Stored items

· · ·

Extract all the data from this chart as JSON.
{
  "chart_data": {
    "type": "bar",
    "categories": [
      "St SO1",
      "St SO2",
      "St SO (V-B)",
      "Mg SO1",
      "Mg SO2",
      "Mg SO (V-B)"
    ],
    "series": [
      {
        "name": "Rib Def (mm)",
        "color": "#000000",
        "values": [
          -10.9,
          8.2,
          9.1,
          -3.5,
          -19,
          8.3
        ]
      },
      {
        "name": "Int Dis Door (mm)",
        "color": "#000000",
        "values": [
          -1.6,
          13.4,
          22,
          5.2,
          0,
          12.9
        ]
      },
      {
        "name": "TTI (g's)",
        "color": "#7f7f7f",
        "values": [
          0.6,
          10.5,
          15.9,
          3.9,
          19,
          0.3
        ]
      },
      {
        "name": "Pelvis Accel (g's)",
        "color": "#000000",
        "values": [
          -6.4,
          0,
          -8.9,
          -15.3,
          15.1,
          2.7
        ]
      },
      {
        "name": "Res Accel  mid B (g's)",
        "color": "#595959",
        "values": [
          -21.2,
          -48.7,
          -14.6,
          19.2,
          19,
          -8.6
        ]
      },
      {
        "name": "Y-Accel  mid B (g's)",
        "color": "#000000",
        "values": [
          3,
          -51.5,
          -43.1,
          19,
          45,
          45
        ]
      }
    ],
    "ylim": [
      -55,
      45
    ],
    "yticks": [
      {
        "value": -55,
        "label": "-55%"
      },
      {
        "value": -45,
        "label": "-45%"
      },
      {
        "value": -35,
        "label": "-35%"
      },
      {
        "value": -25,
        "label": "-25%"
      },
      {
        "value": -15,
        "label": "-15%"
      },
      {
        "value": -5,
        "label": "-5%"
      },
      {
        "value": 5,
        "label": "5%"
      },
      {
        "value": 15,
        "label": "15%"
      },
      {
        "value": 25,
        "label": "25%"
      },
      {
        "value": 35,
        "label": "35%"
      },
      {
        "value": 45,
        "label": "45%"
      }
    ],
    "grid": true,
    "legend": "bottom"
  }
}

· · ·

Scan the data above and copy every line with "label" in it.

*CORRECT ANSWER*.
        "label": "-55%"
        "label": "-45%"
        "label": "-35%"
        "label": "-25%"
        "label": "-15%"
        "label": "-5%"
        "label": "5%"
        "label": "15%"
        "label": "25%"
        "label": "35%"
        "label": "45%"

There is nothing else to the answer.